**Supplied passage**
■ ■ ■ ■ ■

I'm your case it is surely moving on to the world map screen. BOOT key should enable boot from floppy.

Yes a13 looks suspicious. Might want to spend some time with that.

Didn't we conclude separately that your roms had some differences?
There were some minor differences I believe. I'll disassemble your rom and see what the differences are.
In the othrr thread, i said your roms were the same except the character rom. I suggest burning a character rom and dropping it in. You never know, maybe someone with a Pivot was messing around and swapped roms. Pivot had a different lcd.
Sure, good idea, that should be easy enough. I'll see what blank eproms I have.
If you pull the memory card altogether and try to boot up, you should get an error at 0000 message. Try that, to see if at least that part of boot up is the same as others.

Your character rom and mine are actually fundamentally the same, but there's something funky going on. A quick glance gave me the impression that my rom has many of the bits inverted.

■ ■ ■ ■ ■

**Data provided**
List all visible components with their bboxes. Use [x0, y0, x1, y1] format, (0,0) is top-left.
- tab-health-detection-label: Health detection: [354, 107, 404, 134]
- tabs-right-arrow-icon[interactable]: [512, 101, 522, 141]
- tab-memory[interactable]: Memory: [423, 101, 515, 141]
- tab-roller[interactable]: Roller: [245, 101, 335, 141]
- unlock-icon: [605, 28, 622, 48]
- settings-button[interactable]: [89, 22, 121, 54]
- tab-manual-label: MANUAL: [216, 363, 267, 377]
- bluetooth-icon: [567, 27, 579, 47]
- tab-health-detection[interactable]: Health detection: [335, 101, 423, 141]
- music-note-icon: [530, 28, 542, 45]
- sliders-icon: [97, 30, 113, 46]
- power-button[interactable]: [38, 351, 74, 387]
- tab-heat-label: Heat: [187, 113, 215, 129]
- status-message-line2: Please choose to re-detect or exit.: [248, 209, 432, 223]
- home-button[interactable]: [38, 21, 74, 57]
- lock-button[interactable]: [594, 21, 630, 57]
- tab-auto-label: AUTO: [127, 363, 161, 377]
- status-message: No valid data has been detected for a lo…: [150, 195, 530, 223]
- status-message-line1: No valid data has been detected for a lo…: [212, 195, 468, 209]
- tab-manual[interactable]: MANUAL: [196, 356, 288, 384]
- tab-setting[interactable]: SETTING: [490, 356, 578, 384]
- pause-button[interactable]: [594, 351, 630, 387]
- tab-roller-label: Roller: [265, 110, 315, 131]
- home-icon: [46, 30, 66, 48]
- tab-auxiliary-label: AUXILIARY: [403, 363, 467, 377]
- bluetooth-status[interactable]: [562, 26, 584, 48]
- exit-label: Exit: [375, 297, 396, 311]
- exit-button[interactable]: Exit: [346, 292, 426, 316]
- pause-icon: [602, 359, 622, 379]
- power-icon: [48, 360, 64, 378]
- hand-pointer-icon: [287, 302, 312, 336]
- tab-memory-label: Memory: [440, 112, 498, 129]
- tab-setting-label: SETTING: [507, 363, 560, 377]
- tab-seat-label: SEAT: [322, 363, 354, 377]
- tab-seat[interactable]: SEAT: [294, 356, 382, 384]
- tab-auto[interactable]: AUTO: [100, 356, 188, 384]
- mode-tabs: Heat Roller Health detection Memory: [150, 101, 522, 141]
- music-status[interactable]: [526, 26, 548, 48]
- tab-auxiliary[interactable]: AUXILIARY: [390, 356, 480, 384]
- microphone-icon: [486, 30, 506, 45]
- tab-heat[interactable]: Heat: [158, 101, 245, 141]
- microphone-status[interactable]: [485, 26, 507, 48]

■ ■ ■ ■ ■

**Problem statement**
Write the next few posts of the forum thread about the computer's boot problems and ROM differences, continuing after its final post. The data can be set aside; nothing here depends on it.

**Response for this exercise**
Example of first 6 bytes:
Mine:    FF 81 81 FF FF C7:      11111111 10000001 10000001 11111111 11111111 11000111
Yours:   00 7E 7E 00 00 38:      00000000 01111000 01111000 00000000 00000000 00111000

Looking more closely now, because more of the overall landmarks appear to otherwise match.
If you pull the memory card altogether and try to boot up, you should get an error at 0000 message. Try that, to see if at least that part of boot up is the same as others.
Will try, stand by.

Also I'm looking to see if I can use a 27/256 eprom in place of the 57/256 character rom.